__GOAL__. Copy out all the entries word for word.

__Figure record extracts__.
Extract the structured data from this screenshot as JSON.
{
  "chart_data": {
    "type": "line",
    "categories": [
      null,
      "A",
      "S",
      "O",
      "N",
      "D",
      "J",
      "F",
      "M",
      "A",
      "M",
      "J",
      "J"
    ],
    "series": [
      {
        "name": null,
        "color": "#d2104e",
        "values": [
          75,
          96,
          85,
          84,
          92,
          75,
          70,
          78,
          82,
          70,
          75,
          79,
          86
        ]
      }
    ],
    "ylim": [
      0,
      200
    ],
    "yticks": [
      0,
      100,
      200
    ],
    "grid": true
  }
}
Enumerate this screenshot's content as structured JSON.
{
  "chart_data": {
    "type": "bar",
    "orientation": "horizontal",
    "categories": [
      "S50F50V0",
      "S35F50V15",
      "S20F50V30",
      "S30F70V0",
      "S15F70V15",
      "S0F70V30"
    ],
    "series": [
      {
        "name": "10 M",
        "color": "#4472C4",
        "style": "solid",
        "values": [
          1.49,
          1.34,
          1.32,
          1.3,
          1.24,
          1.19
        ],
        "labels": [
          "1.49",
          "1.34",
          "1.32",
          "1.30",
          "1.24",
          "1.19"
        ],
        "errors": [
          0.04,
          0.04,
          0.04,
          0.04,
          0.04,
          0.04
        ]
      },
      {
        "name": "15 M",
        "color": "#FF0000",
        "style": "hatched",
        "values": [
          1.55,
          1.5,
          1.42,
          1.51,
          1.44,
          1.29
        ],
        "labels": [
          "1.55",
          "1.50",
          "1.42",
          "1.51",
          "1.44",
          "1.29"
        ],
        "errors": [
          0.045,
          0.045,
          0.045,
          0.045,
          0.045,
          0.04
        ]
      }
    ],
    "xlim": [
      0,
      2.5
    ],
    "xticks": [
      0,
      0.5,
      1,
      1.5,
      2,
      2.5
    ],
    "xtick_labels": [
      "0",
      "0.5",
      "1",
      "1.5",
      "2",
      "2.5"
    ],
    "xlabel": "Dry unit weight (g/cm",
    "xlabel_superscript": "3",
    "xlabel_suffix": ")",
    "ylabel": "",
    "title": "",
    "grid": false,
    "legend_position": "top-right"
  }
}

__SOLUTION TO THIS PROBLEM__.
Extract the structured data from this screenshot as JSON.
{
  "chart_data": {
    "type": "line",
    "categories": [
      null,
      "A",
      "S",
      "O",
      "N",
      "D",
      "J",
      "F",
      "M",
      "A",
      "M",
      "J",
      "J"
    ],
    "series": [
      {
        "name": null,
        "color": "#d2104e",
        "values": [
          75,
          96,
          85,
          84,
          92,
          75,
          70,
          78,
          82,
          70,
          75,
          79,
          86
        ]
      }
    ],
    "ylim": [
      0,
      200
    ],
    "yticks": [
      0,
      100,
      200
    ],
    "grid": true
  }
}
Enumerate this screenshot's content as structured JSON.
{
  "chart_data": {
    "type": "bar",
    "orientation": "horizontal",
    "categories": [
      "S50F50V0",
      "S35F50V15",
      "S20F50V30",
      "S30F70V0",
      "S15F70V15",
      "S0F70V30"
    ],
    "series": [
      {
        "name": "10 M",
        "color": "#4472C4",
        "style": "solid",
        "values": [
          1.49,
          1.34,
          1.32,
          1.3,
          1.24,
          1.19
        ],
        "labels": [
          "1.49",
          "1.34",
          "1.32",
          "1.30",
          "1.24",
          "1.19"
        ],
        "errors": [
          0.04,
          0.04,
          0.04,
          0.04,
          0.04,
          0.04
        ]
      },
      {
        "name": "15 M",
        "color": "#FF0000",
        "style": "hatched",
        "values": [
          1.55,
          1.5,
          1.42,
          1.51,
          1.44,
          1.29
        ],
        "labels": [
          "1.55",
          "1.50",
          "1.42",
          "1.51",
          "1.44",
          "1.29"
        ],
        "errors": [
          0.045,
          0.045,
          0.045,
          0.045,
          0.045,
          0.04
        ]
      }
    ],
    "xlim": [
      0,
      2.5
    ],
    "xticks": [
      0,
      0.5,
      1,
      1.5,
      2,
      2.5
    ],
    "xtick_labels": [
      "0",
      "0.5",
      "1",
      "1.5",
      "2",
      "2.5"
    ],
    "xlabel": "Dry unit weight (g/cm",
    "xlabel_superscript": "3",
    "xlabel_suffix": ")",
    "ylabel": "",
    "title": "",
    "grid": false,
    "legend_position": "top-right"
  }
}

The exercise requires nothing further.